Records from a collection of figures
──────

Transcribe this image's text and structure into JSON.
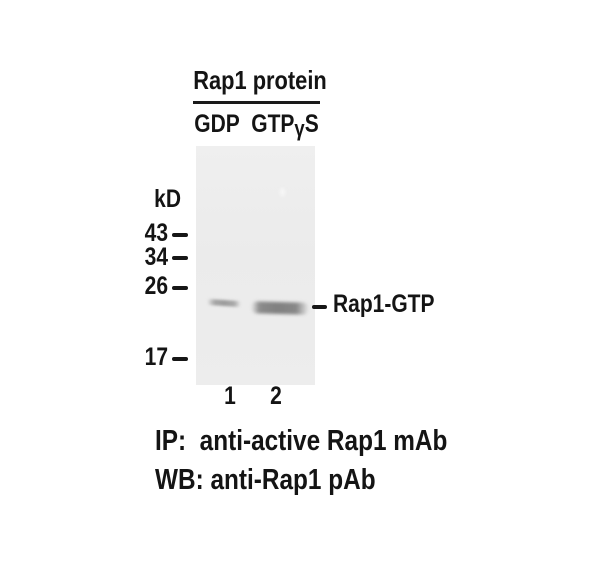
{
  "header": {
    "title": "Rap1 protein",
    "conditions": [
      {
        "label": "GDP"
      },
      {
        "pre": "GTP",
        "gamma": "γ",
        "post": "S"
      }
    ]
  },
  "gel": {
    "unit_label": "kD",
    "markers": [
      {
        "value": "43"
      },
      {
        "value": "34"
      },
      {
        "value": "26"
      },
      {
        "value": "17"
      }
    ],
    "band_label": "Rap1-GTP",
    "lanes": [
      {
        "number": "1"
      },
      {
        "number": "2"
      }
    ]
  },
  "caption": {
    "lines": [
      "IP:  anti-active Rap1 mAb",
      "WB: anti-Rap1 pAb"
    ]
  },
  "colors": {
    "background": "#ffffff",
    "text": "#141414",
    "gel": "#ececec",
    "band_strong": "#828282",
    "band_weak": "#a0a0a0"
  }
}
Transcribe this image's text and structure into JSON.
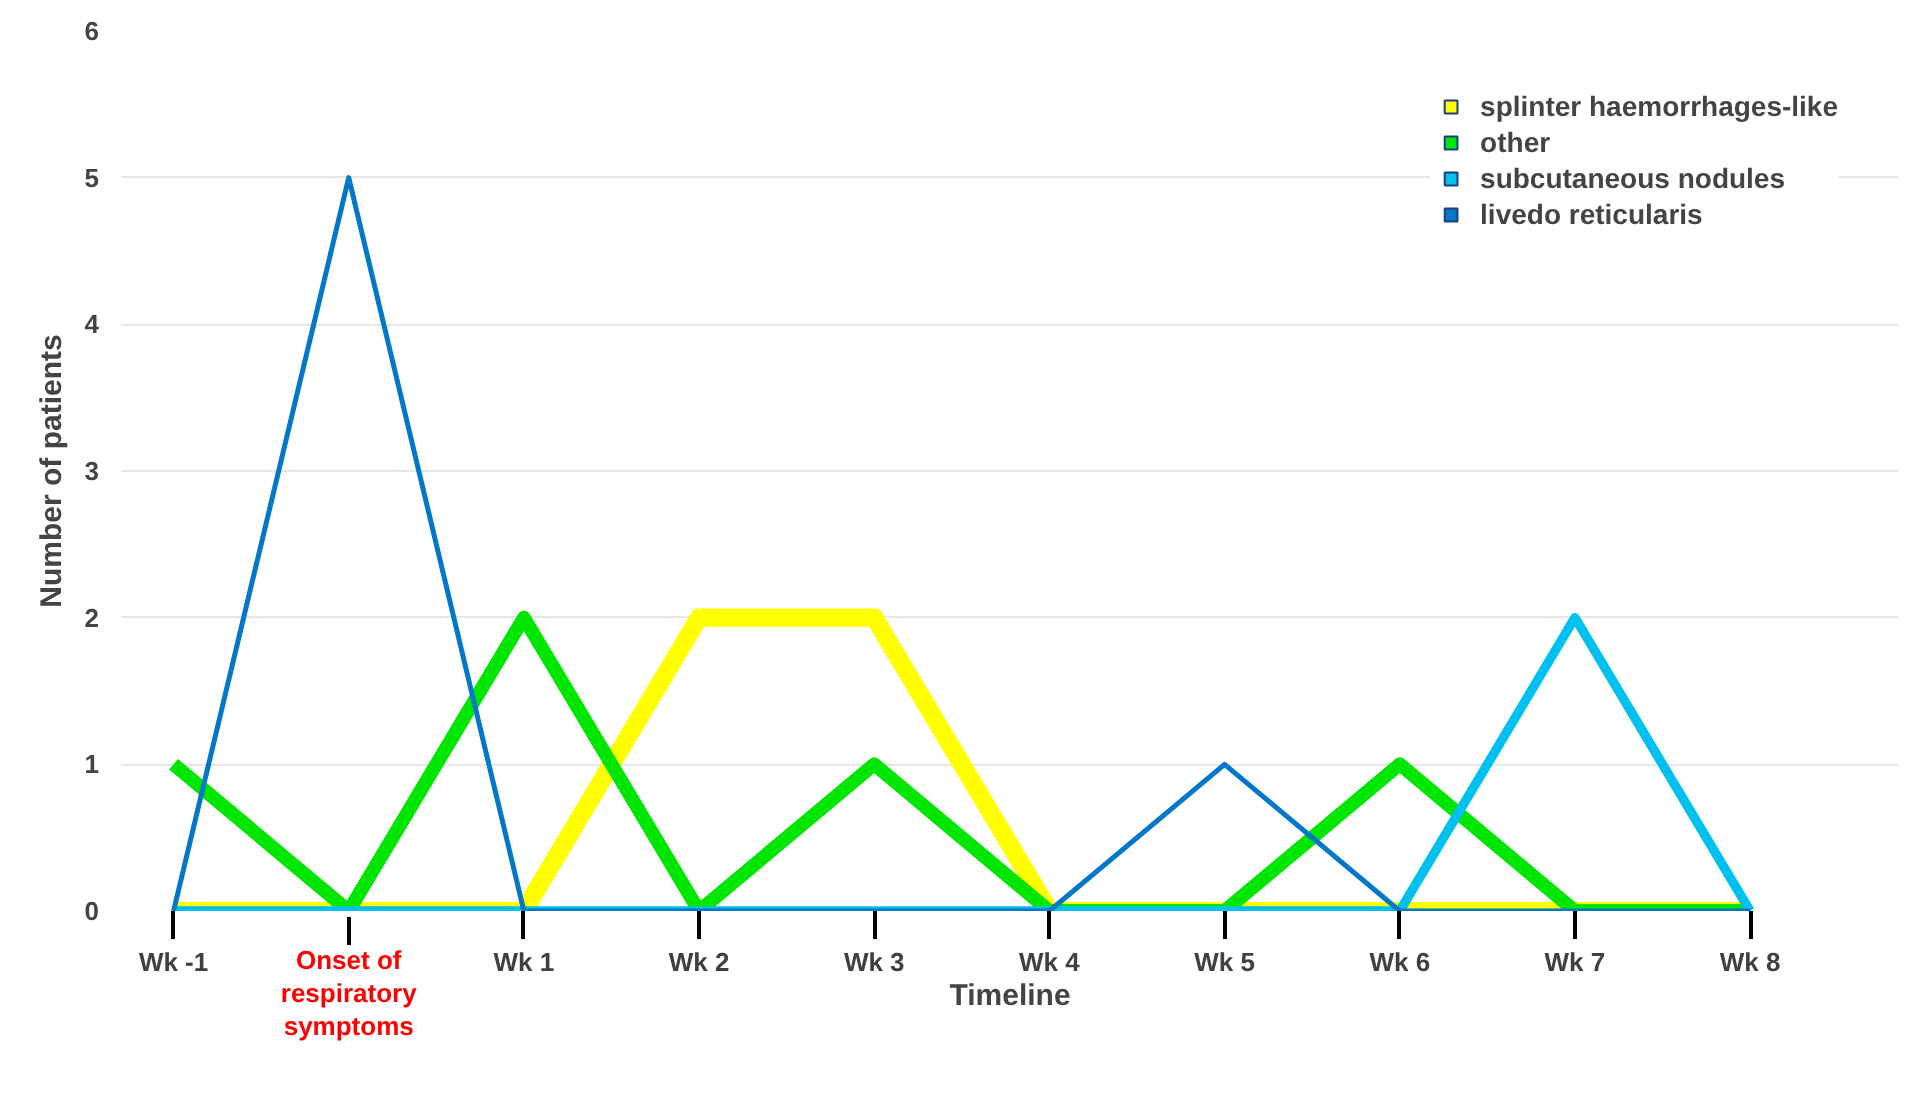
{
  "chart_data": {
    "type": "line",
    "xlabel": "Timeline",
    "ylabel": "Number of patients",
    "categories": [
      "Wk -1",
      "Onset of respiratory symptoms",
      "Wk 1",
      "Wk 2",
      "Wk 3",
      "Wk 4",
      "Wk 5",
      "Wk 6",
      "Wk 7",
      "Wk 8"
    ],
    "series": [
      {
        "name": "splinter haemorrhages-like",
        "color": "#ffff00",
        "values": [
          0,
          0,
          0,
          2,
          2,
          0,
          0,
          0,
          0,
          0
        ]
      },
      {
        "name": "other",
        "color": "#00e600",
        "values": [
          1,
          0,
          2,
          0,
          1,
          0,
          0,
          1,
          0,
          0
        ]
      },
      {
        "name": "subcutaneous nodules",
        "color": "#00c0f0",
        "values": [
          0,
          0,
          0,
          0,
          0,
          0,
          0,
          0,
          2,
          0
        ]
      },
      {
        "name": "livedo reticularis",
        "color": "#0077c8",
        "values": [
          0,
          5,
          0,
          0,
          0,
          0,
          1,
          0,
          0,
          0
        ]
      }
    ],
    "ylim": [
      0,
      6
    ],
    "yticks": [
      0,
      1,
      2,
      3,
      4,
      5,
      6
    ],
    "grid": "y",
    "legend": "top right",
    "marker": "none",
    "line_style": "solid"
  }
}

──────

Your copy should match the entries exactly, minus the pictures.

Task solution |
Transcribe this image's text and structure into JSON.
{
  "header": {
    "title": "Rap1 protein",
    "conditions": [
      {
        "label": "GDP"
      },
      {
        "pre": "GTP",
        "gamma": "γ",
        "post": "S"
      }
    ]
  },
  "gel": {
    "unit_label": "kD",
    "markers": [
      {
        "value": "43"
      },
      {
        "value": "34"
      },
      {
        "value": "26"
      },
      {
        "value": "17"
      }
    ],
    "band_label": "Rap1-GTP",
    "lanes": [
      {
        "number": "1"
      },
      {
        "number": "2"
      }
    ]
  },
  "caption": {
    "lines": [
      "IP:  anti-active Rap1 mAb",
      "WB: anti-Rap1 pAb"
    ]
  },
  "colors": {
    "background": "#ffffff",
    "text": "#141414",
    "gel": "#ececec",
    "band_strong": "#828282",
    "band_weak": "#a0a0a0"
  }
}
Transcribe this image's text and structure into JSON.
{
  "chart_data": {
    "type": "line",
    "xlabel": "Timeline",
    "ylabel": "Number of patients",
    "categories": [
      "Wk -1",
      "Onset of respiratory symptoms",
      "Wk 1",
      "Wk 2",
      "Wk 3",
      "Wk 4",
      "Wk 5",
      "Wk 6",
      "Wk 7",
      "Wk 8"
    ],
    "series": [
      {
        "name": "splinter haemorrhages-like",
        "color": "#ffff00",
        "values": [
          0,
          0,
          0,
          2,
          2,
          0,
          0,
          0,
          0,
          0
        ]
      },
      {
        "name": "other",
        "color": "#00e600",
        "values": [
          1,
          0,
          2,
          0,
          1,
          0,
          0,
          1,
          0,
          0
        ]
      },
      {
        "name": "subcutaneous nodules",
        "color": "#00c0f0",
        "values": [
          0,
          0,
          0,
          0,
          0,
          0,
          0,
          0,
          2,
          0
        ]
      },
      {
        "name": "livedo reticularis",
        "color": "#0077c8",
        "values": [
          0,
          5,
          0,
          0,
          0,
          0,
          1,
          0,
          0,
          0
        ]
      }
    ],
    "ylim": [
      0,
      6
    ],
    "yticks": [
      0,
      1,
      2,
      3,
      4,
      5,
      6
    ],
    "grid": "y",
    "legend": "top right",
    "marker": "none",
    "line_style": "solid"
  }
}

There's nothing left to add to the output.